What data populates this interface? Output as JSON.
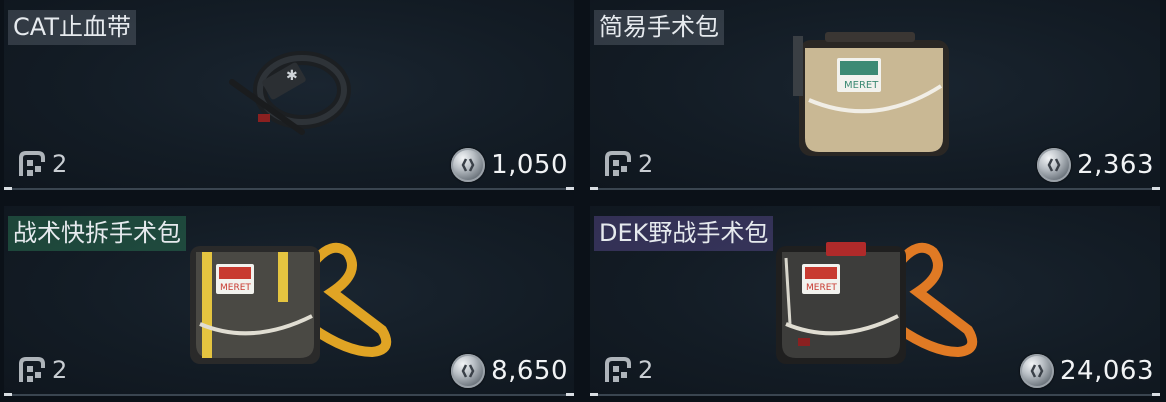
{
  "items": [
    {
      "name": "CAT止血带",
      "slots": "2",
      "price": "1,050",
      "rarity_color": "#5a646e"
    },
    {
      "name": "简易手术包",
      "slots": "2",
      "price": "2,363",
      "rarity_color": "#5a646e"
    },
    {
      "name": "战术快拆手术包",
      "slots": "2",
      "price": "8,650",
      "rarity_color": "#286e50"
    },
    {
      "name": "DEK野战手术包",
      "slots": "2",
      "price": "24,063",
      "rarity_color": "#504682"
    }
  ],
  "icons": {
    "slot": "grid-slot-icon",
    "currency": "silver-coin-icon"
  }
}
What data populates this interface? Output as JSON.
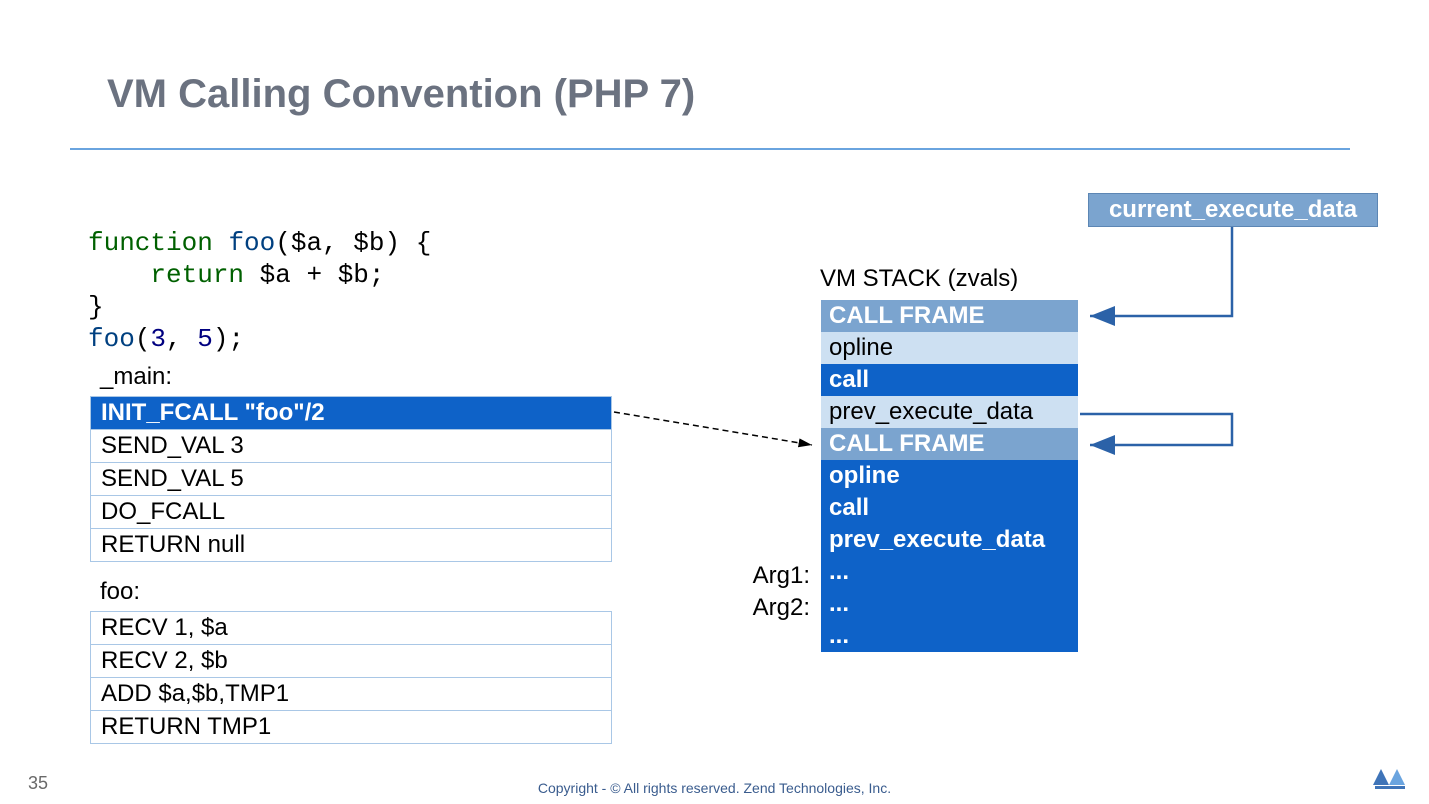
{
  "title": "VM Calling Convention (PHP 7)",
  "page_number": "35",
  "footer": "Copyright - © All rights reserved. Zend Technologies, Inc.",
  "code": {
    "line1": {
      "kw": "function",
      "space": " ",
      "fn": "foo",
      "open": "(",
      "a": "$a",
      "comma": ", ",
      "b": "$b",
      "close": ") {"
    },
    "line2": {
      "indent": "    ",
      "ret": "return",
      "sp": " ",
      "a": "$a",
      "plus": " + ",
      "b": "$b",
      "semi": ";"
    },
    "line3": "}",
    "line4": {
      "fn": "foo",
      "open": "(",
      "n1": "3",
      "comma": ", ",
      "n2": "5",
      "close": ");"
    }
  },
  "main_table": {
    "label": "_main:",
    "rows": [
      "INIT_FCALL  \"foo\"/2",
      "SEND_VAL 3",
      "SEND_VAL 5",
      "DO_FCALL",
      "RETURN null"
    ],
    "highlight_index": 0
  },
  "foo_table": {
    "label": "foo:",
    "rows": [
      "RECV 1, $a",
      "RECV 2, $b",
      "ADD $a,$b,TMP1",
      "RETURN TMP1"
    ]
  },
  "stack_title": "VM STACK (zvals)",
  "stack_rows": [
    {
      "text": "CALL FRAME",
      "class": "row-header-muted"
    },
    {
      "text": "opline",
      "class": "row-light"
    },
    {
      "text": "call",
      "class": "row-dark"
    },
    {
      "text": "prev_execute_data",
      "class": "row-light"
    },
    {
      "text": "CALL FRAME",
      "class": "row-header-muted"
    },
    {
      "text": "opline",
      "class": "row-dark"
    },
    {
      "text": "call",
      "class": "row-dark"
    },
    {
      "text": "prev_execute_data",
      "class": "row-dark"
    },
    {
      "text": "...",
      "class": "row-dark"
    },
    {
      "text": "...",
      "class": "row-dark"
    },
    {
      "text": "...",
      "class": "row-dark"
    }
  ],
  "arg_labels": {
    "a1": "Arg1:",
    "a2": "Arg2:"
  },
  "exec_box": "current_execute_data",
  "colors": {
    "blue": "#0e62c8",
    "muted_blue": "#7ba4cf",
    "light_blue": "#cde0f2",
    "rule": "#6aa4df"
  }
}
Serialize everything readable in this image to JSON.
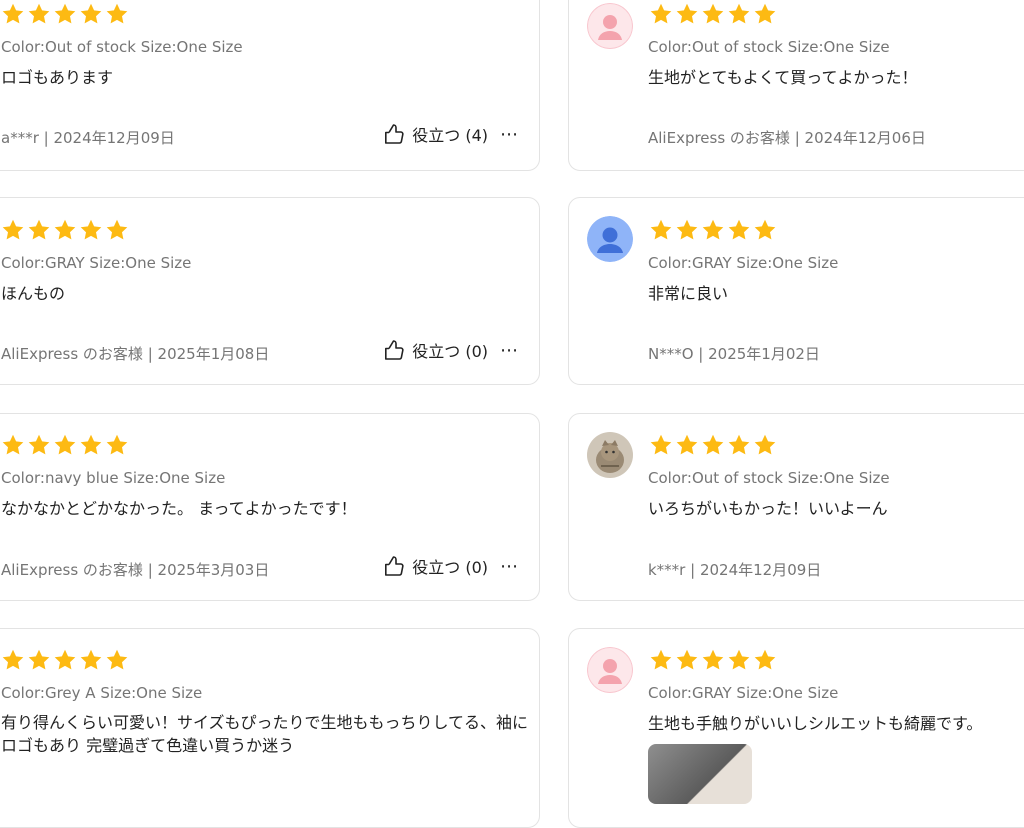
{
  "reviews": [
    {
      "meta": "Color:Out of stock Size:One Size",
      "text": "ロゴもあります",
      "footer": "a***r | 2024年12月09日",
      "helpful": "役立つ (4)",
      "avatar": "none"
    },
    {
      "meta": "Color:Out of stock Size:One Size",
      "text": "生地がとてもよくて買ってよかった！",
      "footer": "AliExpress のお客様 | 2024年12月06日",
      "helpful": "",
      "avatar": "pink-person-icon"
    },
    {
      "meta": "Color:GRAY Size:One Size",
      "text": "ほんもの",
      "footer": "AliExpress のお客様 | 2025年1月08日",
      "helpful": "役立つ (0)",
      "avatar": "none"
    },
    {
      "meta": "Color:GRAY Size:One Size",
      "text": "非常に良い",
      "footer": "N***O | 2025年1月02日",
      "helpful": "",
      "avatar": "blue-person-icon"
    },
    {
      "meta": "Color:navy blue Size:One Size",
      "text": "なかなかとどかなかった。 まってよかったです！",
      "footer": "AliExpress のお客様 | 2025年3月03日",
      "helpful": "役立つ (0)",
      "avatar": "none"
    },
    {
      "meta": "Color:Out of stock Size:One Size",
      "text": "いろちがいもかった！いいよーん",
      "footer": "k***r | 2024年12月09日",
      "helpful": "",
      "avatar": "cat-photo"
    },
    {
      "meta": "Color:Grey A Size:One Size",
      "text": "有り得んくらい可愛い！サイズもぴったりで生地ももっちりしてる、袖にロゴもあり 完璧過ぎて色違い買うか迷う",
      "footer": "",
      "helpful": "",
      "avatar": "none"
    },
    {
      "meta": "Color:GRAY Size:One Size",
      "text": "生地も手触りがいいしシルエットも綺麗です。",
      "footer": "",
      "helpful": "",
      "avatar": "pink-person-icon"
    }
  ],
  "rating_stars": 5,
  "colors": {
    "star": "#FDBA13",
    "meta_text": "#757575",
    "border": "#e3e3e3"
  }
}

==================================================

Task goal:
Omit every picture, then reproduce the rest of the listing exactly.

Response to this task:
What data populates this interface? Output as JSON.
{
  "items": [
    {
      "name": "CAT止血带",
      "slots": "2",
      "price": "1,050",
      "rarity_color": "#5a646e"
    },
    {
      "name": "简易手术包",
      "slots": "2",
      "price": "2,363",
      "rarity_color": "#5a646e"
    },
    {
      "name": "战术快拆手术包",
      "slots": "2",
      "price": "8,650",
      "rarity_color": "#286e50"
    },
    {
      "name": "DEK野战手术包",
      "slots": "2",
      "price": "24,063",
      "rarity_color": "#504682"
    }
  ],
  "icons": {
    "slot": "grid-slot-icon",
    "currency": "silver-coin-icon"
  }
}
What data populates this interface? Output as JSON.
{
  "title": "VM Calling Convention (PHP 7)",
  "page_number": "35",
  "footer": "Copyright - © All rights reserved. Zend Technologies, Inc.",
  "code": {
    "line1": {
      "kw": "function",
      "space": " ",
      "fn": "foo",
      "open": "(",
      "a": "$a",
      "comma": ", ",
      "b": "$b",
      "close": ") {"
    },
    "line2": {
      "indent": "    ",
      "ret": "return",
      "sp": " ",
      "a": "$a",
      "plus": " + ",
      "b": "$b",
      "semi": ";"
    },
    "line3": "}",
    "line4": {
      "fn": "foo",
      "open": "(",
      "n1": "3",
      "comma": ", ",
      "n2": "5",
      "close": ");"
    }
  },
  "main_table": {
    "label": "_main:",
    "rows": [
      "INIT_FCALL  \"foo\"/2",
      "SEND_VAL 3",
      "SEND_VAL 5",
      "DO_FCALL",
      "RETURN null"
    ],
    "highlight_index": 0
  },
  "foo_table": {
    "label": "foo:",
    "rows": [
      "RECV 1, $a",
      "RECV 2, $b",
      "ADD $a,$b,TMP1",
      "RETURN TMP1"
    ]
  },
  "stack_title": "VM STACK (zvals)",
  "stack_rows": [
    {
      "text": "CALL FRAME",
      "class": "row-header-muted"
    },
    {
      "text": "opline",
      "class": "row-light"
    },
    {
      "text": "call",
      "class": "row-dark"
    },
    {
      "text": "prev_execute_data",
      "class": "row-light"
    },
    {
      "text": "CALL FRAME",
      "class": "row-header-muted"
    },
    {
      "text": "opline",
      "class": "row-dark"
    },
    {
      "text": "call",
      "class": "row-dark"
    },
    {
      "text": "prev_execute_data",
      "class": "row-dark"
    },
    {
      "text": "...",
      "class": "row-dark"
    },
    {
      "text": "...",
      "class": "row-dark"
    },
    {
      "text": "...",
      "class": "row-dark"
    }
  ],
  "arg_labels": {
    "a1": "Arg1:",
    "a2": "Arg2:"
  },
  "exec_box": "current_execute_data",
  "colors": {
    "blue": "#0e62c8",
    "muted_blue": "#7ba4cf",
    "light_blue": "#cde0f2",
    "rule": "#6aa4df"
  }
}
Serialize everything readable in this image to JSON.
{
  "reviews": [
    {
      "meta": "Color:Out of stock Size:One Size",
      "text": "ロゴもあります",
      "footer": "a***r | 2024年12月09日",
      "helpful": "役立つ (4)",
      "avatar": "none"
    },
    {
      "meta": "Color:Out of stock Size:One Size",
      "text": "生地がとてもよくて買ってよかった！",
      "footer": "AliExpress のお客様 | 2024年12月06日",
      "helpful": "",
      "avatar": "pink-person-icon"
    },
    {
      "meta": "Color:GRAY Size:One Size",
      "text": "ほんもの",
      "footer": "AliExpress のお客様 | 2025年1月08日",
      "helpful": "役立つ (0)",
      "avatar": "none"
    },
    {
      "meta": "Color:GRAY Size:One Size",
      "text": "非常に良い",
      "footer": "N***O | 2025年1月02日",
      "helpful": "",
      "avatar": "blue-person-icon"
    },
    {
      "meta": "Color:navy blue Size:One Size",
      "text": "なかなかとどかなかった。 まってよかったです！",
      "footer": "AliExpress のお客様 | 2025年3月03日",
      "helpful": "役立つ (0)",
      "avatar": "none"
    },
    {
      "meta": "Color:Out of stock Size:One Size",
      "text": "いろちがいもかった！いいよーん",
      "footer": "k***r | 2024年12月09日",
      "helpful": "",
      "avatar": "cat-photo"
    },
    {
      "meta": "Color:Grey A Size:One Size",
      "text": "有り得んくらい可愛い！サイズもぴったりで生地ももっちりしてる、袖にロゴもあり 完璧過ぎて色違い買うか迷う",
      "footer": "",
      "helpful": "",
      "avatar": "none"
    },
    {
      "meta": "Color:GRAY Size:One Size",
      "text": "生地も手触りがいいしシルエットも綺麗です。",
      "footer": "",
      "helpful": "",
      "avatar": "pink-person-icon"
    }
  ],
  "rating_stars": 5,
  "colors": {
    "star": "#FDBA13",
    "meta_text": "#757575",
    "border": "#e3e3e3"
  }
}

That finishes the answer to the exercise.